* EXERCISE INSTRUCTIONS
Every entry that follows needs to be repeated exactly.

[Figure data in JSON]

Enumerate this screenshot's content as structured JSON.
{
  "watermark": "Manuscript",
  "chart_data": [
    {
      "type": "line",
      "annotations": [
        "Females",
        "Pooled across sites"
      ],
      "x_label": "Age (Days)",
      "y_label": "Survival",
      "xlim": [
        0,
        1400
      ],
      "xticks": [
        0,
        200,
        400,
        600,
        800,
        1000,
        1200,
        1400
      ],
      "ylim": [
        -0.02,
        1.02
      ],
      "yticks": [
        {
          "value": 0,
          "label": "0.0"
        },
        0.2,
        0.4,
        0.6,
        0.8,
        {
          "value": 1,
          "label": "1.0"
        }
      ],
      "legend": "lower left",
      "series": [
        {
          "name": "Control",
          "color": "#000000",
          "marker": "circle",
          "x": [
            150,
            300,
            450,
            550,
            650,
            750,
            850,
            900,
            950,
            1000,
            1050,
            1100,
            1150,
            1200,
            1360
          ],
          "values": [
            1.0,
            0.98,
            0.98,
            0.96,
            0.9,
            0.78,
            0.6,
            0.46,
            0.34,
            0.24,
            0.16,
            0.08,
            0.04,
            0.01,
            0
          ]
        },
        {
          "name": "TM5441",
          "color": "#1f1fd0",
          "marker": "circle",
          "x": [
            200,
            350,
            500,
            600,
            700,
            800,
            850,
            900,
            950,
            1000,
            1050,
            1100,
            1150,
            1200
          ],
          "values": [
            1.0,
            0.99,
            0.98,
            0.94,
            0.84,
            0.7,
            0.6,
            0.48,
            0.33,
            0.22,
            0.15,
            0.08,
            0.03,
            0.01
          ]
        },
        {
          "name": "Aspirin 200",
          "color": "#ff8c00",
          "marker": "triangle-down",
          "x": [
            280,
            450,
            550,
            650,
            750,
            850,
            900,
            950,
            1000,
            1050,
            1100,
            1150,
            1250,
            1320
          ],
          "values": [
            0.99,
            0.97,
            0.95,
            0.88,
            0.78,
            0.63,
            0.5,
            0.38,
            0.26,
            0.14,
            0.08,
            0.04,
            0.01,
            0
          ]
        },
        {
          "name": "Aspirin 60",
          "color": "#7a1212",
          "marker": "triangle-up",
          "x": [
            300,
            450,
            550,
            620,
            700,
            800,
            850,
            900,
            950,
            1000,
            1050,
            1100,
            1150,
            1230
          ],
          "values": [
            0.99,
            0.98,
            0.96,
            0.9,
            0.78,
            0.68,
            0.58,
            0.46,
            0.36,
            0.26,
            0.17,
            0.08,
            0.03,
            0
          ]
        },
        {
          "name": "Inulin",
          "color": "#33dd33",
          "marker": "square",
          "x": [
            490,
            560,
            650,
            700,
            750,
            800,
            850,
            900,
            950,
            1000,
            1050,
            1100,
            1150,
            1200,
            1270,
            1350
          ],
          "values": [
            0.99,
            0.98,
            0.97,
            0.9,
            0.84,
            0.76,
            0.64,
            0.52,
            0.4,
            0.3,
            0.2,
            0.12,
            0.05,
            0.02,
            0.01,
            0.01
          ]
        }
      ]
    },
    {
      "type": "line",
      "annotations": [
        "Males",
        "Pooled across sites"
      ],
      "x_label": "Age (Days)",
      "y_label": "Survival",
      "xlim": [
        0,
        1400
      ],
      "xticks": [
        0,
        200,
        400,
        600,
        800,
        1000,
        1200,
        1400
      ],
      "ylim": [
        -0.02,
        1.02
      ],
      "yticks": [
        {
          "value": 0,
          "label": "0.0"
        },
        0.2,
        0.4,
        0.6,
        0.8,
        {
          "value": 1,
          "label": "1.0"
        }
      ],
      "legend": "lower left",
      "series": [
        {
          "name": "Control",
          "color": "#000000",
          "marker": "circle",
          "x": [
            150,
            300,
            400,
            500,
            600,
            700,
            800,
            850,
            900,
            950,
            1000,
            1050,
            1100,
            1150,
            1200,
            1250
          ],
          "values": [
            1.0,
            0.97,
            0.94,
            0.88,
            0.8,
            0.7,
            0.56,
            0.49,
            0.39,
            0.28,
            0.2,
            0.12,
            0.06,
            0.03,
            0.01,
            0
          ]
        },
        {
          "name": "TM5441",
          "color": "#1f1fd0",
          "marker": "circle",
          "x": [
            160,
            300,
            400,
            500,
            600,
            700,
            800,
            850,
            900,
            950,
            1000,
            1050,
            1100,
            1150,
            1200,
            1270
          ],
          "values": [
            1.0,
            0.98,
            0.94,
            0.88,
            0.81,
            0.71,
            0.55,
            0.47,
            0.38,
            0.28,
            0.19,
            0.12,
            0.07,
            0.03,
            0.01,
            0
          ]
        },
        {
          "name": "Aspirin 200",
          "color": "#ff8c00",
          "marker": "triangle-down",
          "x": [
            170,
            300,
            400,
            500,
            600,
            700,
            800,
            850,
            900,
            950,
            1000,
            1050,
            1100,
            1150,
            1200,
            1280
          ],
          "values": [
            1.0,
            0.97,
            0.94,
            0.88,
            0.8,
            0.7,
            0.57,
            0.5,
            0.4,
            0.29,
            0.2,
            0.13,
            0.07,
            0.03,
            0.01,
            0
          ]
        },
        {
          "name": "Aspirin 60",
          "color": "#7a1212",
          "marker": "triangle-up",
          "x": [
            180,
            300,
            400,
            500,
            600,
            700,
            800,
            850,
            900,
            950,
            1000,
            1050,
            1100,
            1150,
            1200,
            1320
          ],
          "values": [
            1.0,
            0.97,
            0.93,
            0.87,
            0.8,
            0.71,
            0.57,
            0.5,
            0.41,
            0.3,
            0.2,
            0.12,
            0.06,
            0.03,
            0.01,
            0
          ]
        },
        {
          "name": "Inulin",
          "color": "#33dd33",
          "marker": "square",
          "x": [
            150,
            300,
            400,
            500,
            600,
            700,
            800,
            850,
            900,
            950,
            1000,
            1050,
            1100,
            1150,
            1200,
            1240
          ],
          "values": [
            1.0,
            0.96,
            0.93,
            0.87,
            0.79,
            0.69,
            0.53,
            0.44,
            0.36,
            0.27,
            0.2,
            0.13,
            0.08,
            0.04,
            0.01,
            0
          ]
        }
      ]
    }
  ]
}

* TASK ANSWER
Enumerate this screenshot's content as structured JSON.
{
  "watermark": "Manuscript",
  "chart_data": [
    {
      "type": "line",
      "annotations": [
        "Females",
        "Pooled across sites"
      ],
      "x_label": "Age (Days)",
      "y_label": "Survival",
      "xlim": [
        0,
        1400
      ],
      "xticks": [
        0,
        200,
        400,
        600,
        800,
        1000,
        1200,
        1400
      ],
      "ylim": [
        -0.02,
        1.02
      ],
      "yticks": [
        {
          "value": 0,
          "label": "0.0"
        },
        0.2,
        0.4,
        0.6,
        0.8,
        {
          "value": 1,
          "label": "1.0"
        }
      ],
      "legend": "lower left",
      "series": [
        {
          "name": "Control",
          "color": "#000000",
          "marker": "circle",
          "x": [
            150,
            300,
            450,
            550,
            650,
            750,
            850,
            900,
            950,
            1000,
            1050,
            1100,
            1150,
            1200,
            1360
          ],
          "values": [
            1.0,
            0.98,
            0.98,
            0.96,
            0.9,
            0.78,
            0.6,
            0.46,
            0.34,
            0.24,
            0.16,
            0.08,
            0.04,
            0.01,
            0
          ]
        },
        {
          "name": "TM5441",
          "color": "#1f1fd0",
          "marker": "circle",
          "x": [
            200,
            350,
            500,
            600,
            700,
            800,
            850,
            900,
            950,
            1000,
            1050,
            1100,
            1150,
            1200
          ],
          "values": [
            1.0,
            0.99,
            0.98,
            0.94,
            0.84,
            0.7,
            0.6,
            0.48,
            0.33,
            0.22,
            0.15,
            0.08,
            0.03,
            0.01
          ]
        },
        {
          "name": "Aspirin 200",
          "color": "#ff8c00",
          "marker": "triangle-down",
          "x": [
            280,
            450,
            550,
            650,
            750,
            850,
            900,
            950,
            1000,
            1050,
            1100,
            1150,
            1250,
            1320
          ],
          "values": [
            0.99,
            0.97,
            0.95,
            0.88,
            0.78,
            0.63,
            0.5,
            0.38,
            0.26,
            0.14,
            0.08,
            0.04,
            0.01,
            0
          ]
        },
        {
          "name": "Aspirin 60",
          "color": "#7a1212",
          "marker": "triangle-up",
          "x": [
            300,
            450,
            550,
            620,
            700,
            800,
            850,
            900,
            950,
            1000,
            1050,
            1100,
            1150,
            1230
          ],
          "values": [
            0.99,
            0.98,
            0.96,
            0.9,
            0.78,
            0.68,
            0.58,
            0.46,
            0.36,
            0.26,
            0.17,
            0.08,
            0.03,
            0
          ]
        },
        {
          "name": "Inulin",
          "color": "#33dd33",
          "marker": "square",
          "x": [
            490,
            560,
            650,
            700,
            750,
            800,
            850,
            900,
            950,
            1000,
            1050,
            1100,
            1150,
            1200,
            1270,
            1350
          ],
          "values": [
            0.99,
            0.98,
            0.97,
            0.9,
            0.84,
            0.76,
            0.64,
            0.52,
            0.4,
            0.3,
            0.2,
            0.12,
            0.05,
            0.02,
            0.01,
            0.01
          ]
        }
      ]
    },
    {
      "type": "line",
      "annotations": [
        "Males",
        "Pooled across sites"
      ],
      "x_label": "Age (Days)",
      "y_label": "Survival",
      "xlim": [
        0,
        1400
      ],
      "xticks": [
        0,
        200,
        400,
        600,
        800,
        1000,
        1200,
        1400
      ],
      "ylim": [
        -0.02,
        1.02
      ],
      "yticks": [
        {
          "value": 0,
          "label": "0.0"
        },
        0.2,
        0.4,
        0.6,
        0.8,
        {
          "value": 1,
          "label": "1.0"
        }
      ],
      "legend": "lower left",
      "series": [
        {
          "name": "Control",
          "color": "#000000",
          "marker": "circle",
          "x": [
            150,
            300,
            400,
            500,
            600,
            700,
            800,
            850,
            900,
            950,
            1000,
            1050,
            1100,
            1150,
            1200,
            1250
          ],
          "values": [
            1.0,
            0.97,
            0.94,
            0.88,
            0.8,
            0.7,
            0.56,
            0.49,
            0.39,
            0.28,
            0.2,
            0.12,
            0.06,
            0.03,
            0.01,
            0
          ]
        },
        {
          "name": "TM5441",
          "color": "#1f1fd0",
          "marker": "circle",
          "x": [
            160,
            300,
            400,
            500,
            600,
            700,
            800,
            850,
            900,
            950,
            1000,
            1050,
            1100,
            1150,
            1200,
            1270
          ],
          "values": [
            1.0,
            0.98,
            0.94,
            0.88,
            0.81,
            0.71,
            0.55,
            0.47,
            0.38,
            0.28,
            0.19,
            0.12,
            0.07,
            0.03,
            0.01,
            0
          ]
        },
        {
          "name": "Aspirin 200",
          "color": "#ff8c00",
          "marker": "triangle-down",
          "x": [
            170,
            300,
            400,
            500,
            600,
            700,
            800,
            850,
            900,
            950,
            1000,
            1050,
            1100,
            1150,
            1200,
            1280
          ],
          "values": [
            1.0,
            0.97,
            0.94,
            0.88,
            0.8,
            0.7,
            0.57,
            0.5,
            0.4,
            0.29,
            0.2,
            0.13,
            0.07,
            0.03,
            0.01,
            0
          ]
        },
        {
          "name": "Aspirin 60",
          "color": "#7a1212",
          "marker": "triangle-up",
          "x": [
            180,
            300,
            400,
            500,
            600,
            700,
            800,
            850,
            900,
            950,
            1000,
            1050,
            1100,
            1150,
            1200,
            1320
          ],
          "values": [
            1.0,
            0.97,
            0.93,
            0.87,
            0.8,
            0.71,
            0.57,
            0.5,
            0.41,
            0.3,
            0.2,
            0.12,
            0.06,
            0.03,
            0.01,
            0
          ]
        },
        {
          "name": "Inulin",
          "color": "#33dd33",
          "marker": "square",
          "x": [
            150,
            300,
            400,
            500,
            600,
            700,
            800,
            850,
            900,
            950,
            1000,
            1050,
            1100,
            1150,
            1200,
            1240
          ],
          "values": [
            1.0,
            0.96,
            0.93,
            0.87,
            0.79,
            0.69,
            0.53,
            0.44,
            0.36,
            0.27,
            0.2,
            0.13,
            0.08,
            0.04,
            0.01,
            0
          ]
        }
      ]
    }
  ]
}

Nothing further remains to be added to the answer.